# ESTRATTO DEL DOCUMENTO

Rivolta dei piccoli enti che rischiano di chiudere anche per l’eliminazione del tetto che favorirebbe solo i grandi. L’assessore Turano: ha effetti devastanti

La rivoluzione viaggia in due brevi quanto (all’apparenza) incomprensibili commi inseriti a notte fonda, lunedì, nel maxi emendamento che ha portato la Finanziaria della Regione Siciliana al traguardo. Poche righe che hanno - spiegano gli esperti - il valore di una riforma e che potrebbero spingere la maggior parte degli enti medio-piccoli della Formazione professionale (già in rivolta) a chiudere lasciando il settore alle grandi sigle. Si tratta di norme che hanno scatenato una guerra (post approvazione) anche interna alla maggioranza. Perché la Lega le contesta e minaccia, con l’assessore al ramo, di portare all’Ars misure opposte per salvaguardare il sistema nella sua forma attuale.

Si vedrà. Intanto vanno registrate queste due norme. La prima prevede che venga tolto il tetto massimo che, su ciascun bando che stanzia fondi pubblici, può essere assegnato a ogni ente. Era una misura introdotta qualche anno fa per evitare che i colossi del settore fagocitassero i finanziamenti a danno delle sigle minori. In pratica, in ogni bando fino a oggi la Regione era costretta a inserire una percentuale massima assegnabile a ciascun vincitore in base al budget. Ora questo limite viene tolto del tutto.

Già così sarebbe stata una mannaia per gli enti medio-piccoli, che danno impiego alla maggior parte dei 5 mila dipendenti (fra contratti a tempo pieno e flessibili) del settore. E infatti quando nei giorni scorsi il Giornale di Sicilia ha illustrato la proposta allo studio era scoppiata la rivolta di Cgil, Cisl e Uil che temevano appunto di sacrificare gli enti in cui c’è più personale con contratto nazionale e full time. Ma poi nella notte fra lunedì e martedì è stata inserita nel maxi emendamento una seconda norma (la leggete nella foto accanto) traducibile così: in ogni sede distaccata, e ogni ente ne ha tantissime, vanno assunti a tempo indeterminato un direttore, un tutor, un operatore di segreteria e un operatore ausiliario. Senza queste assunzioni l’ente perderebbe l’accreditamento, cioè il «patentino» per ottenere fondi pubblici.

L’effetto pratico delle norme è poi quello di moltiplicare i dipendenti e dunque i costi anche in centri periferici che normalmente per svolgere corsi assegnati dalla sede centrale utilizzano forme flessibili di assunzione. A quel punto - è l’analisi di enti e sindacati - senza il tetto ai finanziamenti e con l’obbligo di aumentare il personale e dunque le spese solo poche sigle resterebbero sul mercato.

# MATERIALE
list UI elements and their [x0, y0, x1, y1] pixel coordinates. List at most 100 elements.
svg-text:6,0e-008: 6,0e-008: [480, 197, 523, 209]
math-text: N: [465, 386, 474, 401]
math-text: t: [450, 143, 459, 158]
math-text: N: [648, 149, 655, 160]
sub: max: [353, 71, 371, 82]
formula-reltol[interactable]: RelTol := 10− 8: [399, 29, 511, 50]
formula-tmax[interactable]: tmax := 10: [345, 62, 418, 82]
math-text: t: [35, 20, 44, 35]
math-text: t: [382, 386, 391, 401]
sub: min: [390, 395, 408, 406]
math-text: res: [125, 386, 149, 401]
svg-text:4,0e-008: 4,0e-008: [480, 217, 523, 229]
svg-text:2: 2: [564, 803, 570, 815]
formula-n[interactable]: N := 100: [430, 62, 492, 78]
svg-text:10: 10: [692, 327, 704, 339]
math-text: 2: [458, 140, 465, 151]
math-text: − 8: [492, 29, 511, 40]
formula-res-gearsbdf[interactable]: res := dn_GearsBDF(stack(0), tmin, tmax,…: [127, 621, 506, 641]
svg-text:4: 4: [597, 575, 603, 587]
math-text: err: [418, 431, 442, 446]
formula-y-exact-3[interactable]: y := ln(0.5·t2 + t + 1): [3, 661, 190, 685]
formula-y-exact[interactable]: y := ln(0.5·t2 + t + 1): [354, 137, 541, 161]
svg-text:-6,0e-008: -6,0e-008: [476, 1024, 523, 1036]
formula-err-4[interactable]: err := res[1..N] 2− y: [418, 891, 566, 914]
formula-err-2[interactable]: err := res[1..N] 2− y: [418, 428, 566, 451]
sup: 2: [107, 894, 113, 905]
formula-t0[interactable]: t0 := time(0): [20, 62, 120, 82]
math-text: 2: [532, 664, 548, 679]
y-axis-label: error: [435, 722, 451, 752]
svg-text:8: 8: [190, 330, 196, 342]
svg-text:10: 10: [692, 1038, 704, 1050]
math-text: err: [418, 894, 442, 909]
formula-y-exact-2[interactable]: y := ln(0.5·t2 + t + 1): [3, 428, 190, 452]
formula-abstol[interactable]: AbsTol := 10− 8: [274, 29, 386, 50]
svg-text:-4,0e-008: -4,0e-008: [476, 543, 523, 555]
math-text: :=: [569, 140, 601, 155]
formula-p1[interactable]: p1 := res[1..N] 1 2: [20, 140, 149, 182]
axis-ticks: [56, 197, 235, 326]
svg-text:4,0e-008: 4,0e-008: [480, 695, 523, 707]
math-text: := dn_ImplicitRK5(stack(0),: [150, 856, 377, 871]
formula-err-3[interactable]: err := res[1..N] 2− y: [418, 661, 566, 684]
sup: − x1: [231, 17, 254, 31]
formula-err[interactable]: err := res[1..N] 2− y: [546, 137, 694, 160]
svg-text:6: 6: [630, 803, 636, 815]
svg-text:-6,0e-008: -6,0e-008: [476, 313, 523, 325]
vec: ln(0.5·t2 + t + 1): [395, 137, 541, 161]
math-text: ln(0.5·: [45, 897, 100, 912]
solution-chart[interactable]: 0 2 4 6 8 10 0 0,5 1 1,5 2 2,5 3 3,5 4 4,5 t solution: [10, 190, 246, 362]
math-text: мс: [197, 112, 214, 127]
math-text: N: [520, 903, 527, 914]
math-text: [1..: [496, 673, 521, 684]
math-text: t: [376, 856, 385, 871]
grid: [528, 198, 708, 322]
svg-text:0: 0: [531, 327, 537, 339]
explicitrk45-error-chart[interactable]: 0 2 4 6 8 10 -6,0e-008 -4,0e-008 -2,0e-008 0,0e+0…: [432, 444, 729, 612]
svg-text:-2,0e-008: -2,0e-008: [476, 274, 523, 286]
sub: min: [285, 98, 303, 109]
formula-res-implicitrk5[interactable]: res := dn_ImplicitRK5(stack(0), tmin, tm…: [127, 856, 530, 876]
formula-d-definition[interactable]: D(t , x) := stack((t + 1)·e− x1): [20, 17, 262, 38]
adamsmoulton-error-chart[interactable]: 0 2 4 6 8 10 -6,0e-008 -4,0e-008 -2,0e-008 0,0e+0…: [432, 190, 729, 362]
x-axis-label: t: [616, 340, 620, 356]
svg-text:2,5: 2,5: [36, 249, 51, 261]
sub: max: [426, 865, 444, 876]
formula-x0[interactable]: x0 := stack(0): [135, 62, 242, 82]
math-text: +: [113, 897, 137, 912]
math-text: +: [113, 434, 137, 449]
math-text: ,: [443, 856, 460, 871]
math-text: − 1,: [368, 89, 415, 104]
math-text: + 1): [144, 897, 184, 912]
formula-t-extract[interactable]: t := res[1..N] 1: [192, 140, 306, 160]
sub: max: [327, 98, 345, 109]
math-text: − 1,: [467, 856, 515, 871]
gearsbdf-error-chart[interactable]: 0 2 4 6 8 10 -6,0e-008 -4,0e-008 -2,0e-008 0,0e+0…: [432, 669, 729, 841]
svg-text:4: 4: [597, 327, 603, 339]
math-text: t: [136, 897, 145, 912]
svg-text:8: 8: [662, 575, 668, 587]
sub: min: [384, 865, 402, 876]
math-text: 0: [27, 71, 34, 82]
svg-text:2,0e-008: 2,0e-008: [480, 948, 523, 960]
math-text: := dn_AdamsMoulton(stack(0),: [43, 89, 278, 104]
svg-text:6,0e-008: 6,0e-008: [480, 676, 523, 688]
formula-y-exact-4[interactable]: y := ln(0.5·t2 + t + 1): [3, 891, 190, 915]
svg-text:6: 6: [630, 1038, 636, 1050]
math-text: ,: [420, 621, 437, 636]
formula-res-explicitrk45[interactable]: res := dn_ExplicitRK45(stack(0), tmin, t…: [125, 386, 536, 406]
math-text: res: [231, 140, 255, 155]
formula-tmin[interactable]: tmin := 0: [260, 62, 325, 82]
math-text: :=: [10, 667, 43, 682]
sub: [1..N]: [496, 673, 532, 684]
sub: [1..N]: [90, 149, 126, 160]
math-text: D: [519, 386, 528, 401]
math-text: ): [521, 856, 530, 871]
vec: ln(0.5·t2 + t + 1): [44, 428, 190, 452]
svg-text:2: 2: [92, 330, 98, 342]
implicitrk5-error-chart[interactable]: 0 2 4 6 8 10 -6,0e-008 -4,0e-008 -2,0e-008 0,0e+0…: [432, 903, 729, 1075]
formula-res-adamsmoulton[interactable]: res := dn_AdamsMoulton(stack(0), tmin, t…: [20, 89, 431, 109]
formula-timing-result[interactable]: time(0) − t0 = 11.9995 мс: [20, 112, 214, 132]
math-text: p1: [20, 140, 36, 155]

# CONSEGNE
a - Stampa fedelmente il passo dell'estratto che comincia con le parole «L’effetto pratico delle» e termina dopo le parole «resterebbero sul mercato.».
b - Rispondi a queste domande sull'estratto:
(i) Quanti dipendenti conta in tutto il settore della Formazione professionale?
(ii) Quale forza della maggioranza contesta le due norme?
(iii) Che cosa perderebbe un ente che non facesse le assunzioni previste dalla seconda norma?
c - Quali figure vanno assunte a tempo indeterminato in ogni sede distaccata secondo l'estratto? Elencale tutte.

# SOLUZIONI
a -
L’effetto pratico delle norme è poi quello di moltiplicare i dipendenti e dunque i costi anche in centri periferici che normalmente per svolgere corsi assegnati dalla sede centrale utilizzano forme flessibili di assunzione. A quel punto - è l’analisi di enti e sindacati - senza il tetto ai finanziamenti e con l’obbligo di aumentare il personale e dunque le spese solo poche sigle resterebbero sul mercato.

b -
(i) 5 mila dipendenti, fra contratti a tempo pieno e flessibili.
(ii) La Lega.
(iii) L'accreditamento, cioè il «patentino» per ottenere fondi pubblici.

c -
- un direttore
- un tutor
- un operatore di segreteria
- un operatore ausiliario